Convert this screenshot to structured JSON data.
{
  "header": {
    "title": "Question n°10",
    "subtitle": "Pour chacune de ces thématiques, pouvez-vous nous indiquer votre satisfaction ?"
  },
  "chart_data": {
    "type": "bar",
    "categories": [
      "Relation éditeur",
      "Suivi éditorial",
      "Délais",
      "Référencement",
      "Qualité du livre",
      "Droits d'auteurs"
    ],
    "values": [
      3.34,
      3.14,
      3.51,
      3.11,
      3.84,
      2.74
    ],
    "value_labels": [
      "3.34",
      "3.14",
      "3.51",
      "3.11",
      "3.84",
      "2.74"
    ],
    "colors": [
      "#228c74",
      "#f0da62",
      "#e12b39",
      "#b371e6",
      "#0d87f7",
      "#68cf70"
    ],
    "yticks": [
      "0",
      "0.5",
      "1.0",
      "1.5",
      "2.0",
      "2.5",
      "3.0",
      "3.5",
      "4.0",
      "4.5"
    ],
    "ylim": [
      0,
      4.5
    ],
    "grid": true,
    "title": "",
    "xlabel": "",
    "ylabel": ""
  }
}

+++

▶ Exercise aim
Copy each line of the data above without altering a single character.

▶ Reply
Convert this screenshot to structured JSON data.
{
  "header": {
    "title": "Question n°10",
    "subtitle": "Pour chacune de ces thématiques, pouvez-vous nous indiquer votre satisfaction ?"
  },
  "chart_data": {
    "type": "bar",
    "categories": [
      "Relation éditeur",
      "Suivi éditorial",
      "Délais",
      "Référencement",
      "Qualité du livre",
      "Droits d'auteurs"
    ],
    "values": [
      3.34,
      3.14,
      3.51,
      3.11,
      3.84,
      2.74
    ],
    "value_labels": [
      "3.34",
      "3.14",
      "3.51",
      "3.11",
      "3.84",
      "2.74"
    ],
    "colors": [
      "#228c74",
      "#f0da62",
      "#e12b39",
      "#b371e6",
      "#0d87f7",
      "#68cf70"
    ],
    "yticks": [
      "0",
      "0.5",
      "1.0",
      "1.5",
      "2.0",
      "2.5",
      "3.0",
      "3.5",
      "4.0",
      "4.5"
    ],
    "ylim": [
      0,
      4.5
    ],
    "grid": true,
    "title": "",
    "xlabel": "",
    "ylabel": ""
  }
}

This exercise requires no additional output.